What is needed:
Using the material below, copy every line where "Wellness" appears.

Dataset excerpts:
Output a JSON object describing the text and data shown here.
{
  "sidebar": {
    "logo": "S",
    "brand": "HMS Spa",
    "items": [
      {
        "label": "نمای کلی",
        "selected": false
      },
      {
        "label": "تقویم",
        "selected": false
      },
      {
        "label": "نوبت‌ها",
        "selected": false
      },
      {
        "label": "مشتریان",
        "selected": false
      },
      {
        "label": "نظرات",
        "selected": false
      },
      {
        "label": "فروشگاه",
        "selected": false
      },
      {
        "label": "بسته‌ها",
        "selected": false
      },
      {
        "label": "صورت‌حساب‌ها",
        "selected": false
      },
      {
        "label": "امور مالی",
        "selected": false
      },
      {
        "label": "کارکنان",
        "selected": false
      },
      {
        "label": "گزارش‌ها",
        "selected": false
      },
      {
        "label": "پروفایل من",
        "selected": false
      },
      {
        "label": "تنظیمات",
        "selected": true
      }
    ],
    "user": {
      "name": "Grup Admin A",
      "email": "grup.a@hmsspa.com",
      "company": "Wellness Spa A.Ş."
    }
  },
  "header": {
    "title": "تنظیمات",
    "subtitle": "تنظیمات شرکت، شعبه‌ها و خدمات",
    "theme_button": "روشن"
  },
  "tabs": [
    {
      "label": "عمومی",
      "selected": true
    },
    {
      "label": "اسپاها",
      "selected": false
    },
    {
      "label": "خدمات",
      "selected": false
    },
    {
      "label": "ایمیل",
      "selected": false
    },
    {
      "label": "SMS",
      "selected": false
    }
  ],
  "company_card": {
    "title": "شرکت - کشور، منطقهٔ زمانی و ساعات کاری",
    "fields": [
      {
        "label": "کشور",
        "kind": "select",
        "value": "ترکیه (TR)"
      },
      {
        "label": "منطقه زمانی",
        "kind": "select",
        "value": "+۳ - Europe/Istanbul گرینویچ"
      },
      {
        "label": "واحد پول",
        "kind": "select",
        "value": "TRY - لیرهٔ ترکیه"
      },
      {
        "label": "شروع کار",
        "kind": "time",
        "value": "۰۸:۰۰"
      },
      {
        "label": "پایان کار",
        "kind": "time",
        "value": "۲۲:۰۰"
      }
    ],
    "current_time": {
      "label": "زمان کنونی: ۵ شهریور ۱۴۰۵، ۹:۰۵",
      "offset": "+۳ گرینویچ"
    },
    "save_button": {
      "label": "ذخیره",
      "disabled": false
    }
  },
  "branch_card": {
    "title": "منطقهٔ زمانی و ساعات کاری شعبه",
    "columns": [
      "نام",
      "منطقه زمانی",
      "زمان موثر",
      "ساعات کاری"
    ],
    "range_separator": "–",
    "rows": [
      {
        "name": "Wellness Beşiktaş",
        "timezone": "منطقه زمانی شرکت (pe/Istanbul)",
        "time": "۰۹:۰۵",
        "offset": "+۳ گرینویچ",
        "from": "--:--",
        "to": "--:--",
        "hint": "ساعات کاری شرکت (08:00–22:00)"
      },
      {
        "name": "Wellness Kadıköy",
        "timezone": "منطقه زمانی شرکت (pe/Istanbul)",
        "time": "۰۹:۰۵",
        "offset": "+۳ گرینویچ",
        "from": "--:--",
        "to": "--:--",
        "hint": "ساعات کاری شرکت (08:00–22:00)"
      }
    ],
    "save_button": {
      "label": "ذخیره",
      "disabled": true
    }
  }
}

Completed exercise:
      "company": "Wellness Spa A.Ş."
        "name": "Wellness Beşiktaş",
        "name": "Wellness Kadıköy",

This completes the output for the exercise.